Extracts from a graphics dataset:
=======

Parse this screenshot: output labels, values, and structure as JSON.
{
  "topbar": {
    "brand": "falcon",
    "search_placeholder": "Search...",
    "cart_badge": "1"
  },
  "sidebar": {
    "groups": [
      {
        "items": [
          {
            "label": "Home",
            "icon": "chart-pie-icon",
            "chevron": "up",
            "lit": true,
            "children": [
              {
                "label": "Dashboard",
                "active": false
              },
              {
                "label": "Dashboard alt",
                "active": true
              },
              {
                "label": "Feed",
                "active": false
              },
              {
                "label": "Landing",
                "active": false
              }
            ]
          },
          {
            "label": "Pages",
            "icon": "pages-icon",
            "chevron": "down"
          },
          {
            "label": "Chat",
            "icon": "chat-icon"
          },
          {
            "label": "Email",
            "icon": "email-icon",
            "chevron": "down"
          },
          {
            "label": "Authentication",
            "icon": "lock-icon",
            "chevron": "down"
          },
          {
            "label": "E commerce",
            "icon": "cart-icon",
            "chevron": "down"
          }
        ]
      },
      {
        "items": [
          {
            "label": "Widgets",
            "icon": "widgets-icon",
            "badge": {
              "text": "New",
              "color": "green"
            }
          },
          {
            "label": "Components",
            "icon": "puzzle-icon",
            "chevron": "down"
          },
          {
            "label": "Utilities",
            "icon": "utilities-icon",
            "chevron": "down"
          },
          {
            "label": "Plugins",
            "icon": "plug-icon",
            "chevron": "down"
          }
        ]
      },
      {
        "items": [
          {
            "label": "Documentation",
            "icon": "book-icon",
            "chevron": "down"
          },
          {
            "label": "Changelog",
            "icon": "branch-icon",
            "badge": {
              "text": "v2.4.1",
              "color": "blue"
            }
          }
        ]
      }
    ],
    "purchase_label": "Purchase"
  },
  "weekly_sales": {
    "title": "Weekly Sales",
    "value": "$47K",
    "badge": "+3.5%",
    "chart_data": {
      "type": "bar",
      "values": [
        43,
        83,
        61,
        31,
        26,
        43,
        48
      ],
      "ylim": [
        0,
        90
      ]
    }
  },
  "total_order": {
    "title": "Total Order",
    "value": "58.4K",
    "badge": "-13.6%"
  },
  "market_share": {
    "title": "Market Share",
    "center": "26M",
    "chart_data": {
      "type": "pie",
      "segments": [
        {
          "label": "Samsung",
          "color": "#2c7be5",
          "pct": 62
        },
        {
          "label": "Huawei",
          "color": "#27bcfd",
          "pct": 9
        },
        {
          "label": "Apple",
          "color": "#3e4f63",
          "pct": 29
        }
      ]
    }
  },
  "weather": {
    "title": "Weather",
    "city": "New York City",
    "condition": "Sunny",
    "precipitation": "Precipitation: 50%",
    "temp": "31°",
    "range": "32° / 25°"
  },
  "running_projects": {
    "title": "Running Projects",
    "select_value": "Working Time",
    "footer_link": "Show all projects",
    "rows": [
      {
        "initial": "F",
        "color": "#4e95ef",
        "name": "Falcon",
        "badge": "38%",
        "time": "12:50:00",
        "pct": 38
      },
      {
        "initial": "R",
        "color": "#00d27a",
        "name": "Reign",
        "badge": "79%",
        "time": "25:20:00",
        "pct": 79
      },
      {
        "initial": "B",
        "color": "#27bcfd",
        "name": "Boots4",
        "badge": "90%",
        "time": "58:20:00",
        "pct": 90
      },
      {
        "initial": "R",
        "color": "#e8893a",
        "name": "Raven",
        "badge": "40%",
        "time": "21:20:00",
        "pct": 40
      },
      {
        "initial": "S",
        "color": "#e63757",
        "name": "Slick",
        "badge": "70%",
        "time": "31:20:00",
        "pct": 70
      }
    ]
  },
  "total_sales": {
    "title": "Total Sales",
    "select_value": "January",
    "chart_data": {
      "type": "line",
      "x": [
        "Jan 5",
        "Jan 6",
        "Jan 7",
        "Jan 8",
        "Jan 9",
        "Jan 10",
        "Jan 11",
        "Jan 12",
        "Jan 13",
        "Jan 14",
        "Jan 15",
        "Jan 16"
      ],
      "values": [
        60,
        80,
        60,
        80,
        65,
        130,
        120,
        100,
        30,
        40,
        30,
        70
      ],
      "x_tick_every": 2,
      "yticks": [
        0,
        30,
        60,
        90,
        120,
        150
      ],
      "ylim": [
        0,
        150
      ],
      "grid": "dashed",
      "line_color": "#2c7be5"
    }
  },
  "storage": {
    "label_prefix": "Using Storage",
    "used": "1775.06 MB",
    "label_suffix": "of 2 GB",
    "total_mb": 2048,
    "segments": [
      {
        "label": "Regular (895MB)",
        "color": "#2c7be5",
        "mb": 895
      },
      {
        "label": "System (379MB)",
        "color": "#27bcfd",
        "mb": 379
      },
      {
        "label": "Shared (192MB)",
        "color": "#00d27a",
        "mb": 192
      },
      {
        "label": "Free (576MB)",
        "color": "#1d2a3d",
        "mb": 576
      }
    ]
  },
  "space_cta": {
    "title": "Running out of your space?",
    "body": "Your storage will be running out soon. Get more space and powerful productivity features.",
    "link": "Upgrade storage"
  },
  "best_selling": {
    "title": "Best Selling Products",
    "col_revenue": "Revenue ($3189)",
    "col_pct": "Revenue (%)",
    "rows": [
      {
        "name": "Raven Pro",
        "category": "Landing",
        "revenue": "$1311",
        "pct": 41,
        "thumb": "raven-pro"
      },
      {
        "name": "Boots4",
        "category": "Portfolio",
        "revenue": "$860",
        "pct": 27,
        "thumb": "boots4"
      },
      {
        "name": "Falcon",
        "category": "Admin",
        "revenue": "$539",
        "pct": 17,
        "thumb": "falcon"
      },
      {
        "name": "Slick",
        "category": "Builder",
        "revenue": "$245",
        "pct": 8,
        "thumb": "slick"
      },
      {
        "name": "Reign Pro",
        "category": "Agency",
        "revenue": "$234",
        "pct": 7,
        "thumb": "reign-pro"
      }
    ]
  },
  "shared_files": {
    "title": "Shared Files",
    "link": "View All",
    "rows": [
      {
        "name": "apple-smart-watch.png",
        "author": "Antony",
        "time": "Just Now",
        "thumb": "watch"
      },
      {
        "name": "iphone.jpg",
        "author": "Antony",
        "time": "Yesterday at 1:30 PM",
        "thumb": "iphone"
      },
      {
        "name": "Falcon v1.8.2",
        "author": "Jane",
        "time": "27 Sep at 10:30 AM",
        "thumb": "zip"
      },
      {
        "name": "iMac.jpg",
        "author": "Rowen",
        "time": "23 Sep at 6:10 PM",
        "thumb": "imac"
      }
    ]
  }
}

=======

• _Exercise goal_:
Retype all of the entries precisely as they are.

• _Reply_:
Parse this screenshot: output labels, values, and structure as JSON.
{
  "topbar": {
    "brand": "falcon",
    "search_placeholder": "Search...",
    "cart_badge": "1"
  },
  "sidebar": {
    "groups": [
      {
        "items": [
          {
            "label": "Home",
            "icon": "chart-pie-icon",
            "chevron": "up",
            "lit": true,
            "children": [
              {
                "label": "Dashboard",
                "active": false
              },
              {
                "label": "Dashboard alt",
                "active": true
              },
              {
                "label": "Feed",
                "active": false
              },
              {
                "label": "Landing",
                "active": false
              }
            ]
          },
          {
            "label": "Pages",
            "icon": "pages-icon",
            "chevron": "down"
          },
          {
            "label": "Chat",
            "icon": "chat-icon"
          },
          {
            "label": "Email",
            "icon": "email-icon",
            "chevron": "down"
          },
          {
            "label": "Authentication",
            "icon": "lock-icon",
            "chevron": "down"
          },
          {
            "label": "E commerce",
            "icon": "cart-icon",
            "chevron": "down"
          }
        ]
      },
      {
        "items": [
          {
            "label": "Widgets",
            "icon": "widgets-icon",
            "badge": {
              "text": "New",
              "color": "green"
            }
          },
          {
            "label": "Components",
            "icon": "puzzle-icon",
            "chevron": "down"
          },
          {
            "label": "Utilities",
            "icon": "utilities-icon",
            "chevron": "down"
          },
          {
            "label": "Plugins",
            "icon": "plug-icon",
            "chevron": "down"
          }
        ]
      },
      {
        "items": [
          {
            "label": "Documentation",
            "icon": "book-icon",
            "chevron": "down"
          },
          {
            "label": "Changelog",
            "icon": "branch-icon",
            "badge": {
              "text": "v2.4.1",
              "color": "blue"
            }
          }
        ]
      }
    ],
    "purchase_label": "Purchase"
  },
  "weekly_sales": {
    "title": "Weekly Sales",
    "value": "$47K",
    "badge": "+3.5%",
    "chart_data": {
      "type": "bar",
      "values": [
        43,
        83,
        61,
        31,
        26,
        43,
        48
      ],
      "ylim": [
        0,
        90
      ]
    }
  },
  "total_order": {
    "title": "Total Order",
    "value": "58.4K",
    "badge": "-13.6%"
  },
  "market_share": {
    "title": "Market Share",
    "center": "26M",
    "chart_data": {
      "type": "pie",
      "segments": [
        {
          "label": "Samsung",
          "color": "#2c7be5",
          "pct": 62
        },
        {
          "label": "Huawei",
          "color": "#27bcfd",
          "pct": 9
        },
        {
          "label": "Apple",
          "color": "#3e4f63",
          "pct": 29
        }
      ]
    }
  },
  "weather": {
    "title": "Weather",
    "city": "New York City",
    "condition": "Sunny",
    "precipitation": "Precipitation: 50%",
    "temp": "31°",
    "range": "32° / 25°"
  },
  "running_projects": {
    "title": "Running Projects",
    "select_value": "Working Time",
    "footer_link": "Show all projects",
    "rows": [
      {
        "initial": "F",
        "color": "#4e95ef",
        "name": "Falcon",
        "badge": "38%",
        "time": "12:50:00",
        "pct": 38
      },
      {
        "initial": "R",
        "color": "#00d27a",
        "name": "Reign",
        "badge": "79%",
        "time": "25:20:00",
        "pct": 79
      },
      {
        "initial": "B",
        "color": "#27bcfd",
        "name": "Boots4",
        "badge": "90%",
        "time": "58:20:00",
        "pct": 90
      },
      {
        "initial": "R",
        "color": "#e8893a",
        "name": "Raven",
        "badge": "40%",
        "time": "21:20:00",
        "pct": 40
      },
      {
        "initial": "S",
        "color": "#e63757",
        "name": "Slick",
        "badge": "70%",
        "time": "31:20:00",
        "pct": 70
      }
    ]
  },
  "total_sales": {
    "title": "Total Sales",
    "select_value": "January",
    "chart_data": {
      "type": "line",
      "x": [
        "Jan 5",
        "Jan 6",
        "Jan 7",
        "Jan 8",
        "Jan 9",
        "Jan 10",
        "Jan 11",
        "Jan 12",
        "Jan 13",
        "Jan 14",
        "Jan 15",
        "Jan 16"
      ],
      "values": [
        60,
        80,
        60,
        80,
        65,
        130,
        120,
        100,
        30,
        40,
        30,
        70
      ],
      "x_tick_every": 2,
      "yticks": [
        0,
        30,
        60,
        90,
        120,
        150
      ],
      "ylim": [
        0,
        150
      ],
      "grid": "dashed",
      "line_color": "#2c7be5"
    }
  },
  "storage": {
    "label_prefix": "Using Storage",
    "used": "1775.06 MB",
    "label_suffix": "of 2 GB",
    "total_mb": 2048,
    "segments": [
      {
        "label": "Regular (895MB)",
        "color": "#2c7be5",
        "mb": 895
      },
      {
        "label": "System (379MB)",
        "color": "#27bcfd",
        "mb": 379
      },
      {
        "label": "Shared (192MB)",
        "color": "#00d27a",
        "mb": 192
      },
      {
        "label": "Free (576MB)",
        "color": "#1d2a3d",
        "mb": 576
      }
    ]
  },
  "space_cta": {
    "title": "Running out of your space?",
    "body": "Your storage will be running out soon. Get more space and powerful productivity features.",
    "link": "Upgrade storage"
  },
  "best_selling": {
    "title": "Best Selling Products",
    "col_revenue": "Revenue ($3189)",
    "col_pct": "Revenue (%)",
    "rows": [
      {
        "name": "Raven Pro",
        "category": "Landing",
        "revenue": "$1311",
        "pct": 41,
        "thumb": "raven-pro"
      },
      {
        "name": "Boots4",
        "category": "Portfolio",
        "revenue": "$860",
        "pct": 27,
        "thumb": "boots4"
      },
      {
        "name": "Falcon",
        "category": "Admin",
        "revenue": "$539",
        "pct": 17,
        "thumb": "falcon"
      },
      {
        "name": "Slick",
        "category": "Builder",
        "revenue": "$245",
        "pct": 8,
        "thumb": "slick"
      },
      {
        "name": "Reign Pro",
        "category": "Agency",
        "revenue": "$234",
        "pct": 7,
        "thumb": "reign-pro"
      }
    ]
  },
  "shared_files": {
    "title": "Shared Files",
    "link": "View All",
    "rows": [
      {
        "name": "apple-smart-watch.png",
        "author": "Antony",
        "time": "Just Now",
        "thumb": "watch"
      },
      {
        "name": "iphone.jpg",
        "author": "Antony",
        "time": "Yesterday at 1:30 PM",
        "thumb": "iphone"
      },
      {
        "name": "Falcon v1.8.2",
        "author": "Jane",
        "time": "27 Sep at 10:30 AM",
        "thumb": "zip"
      },
      {
        "name": "iMac.jpg",
        "author": "Rowen",
        "time": "23 Sep at 6:10 PM",
        "thumb": "imac"
      }
    ]
  }
}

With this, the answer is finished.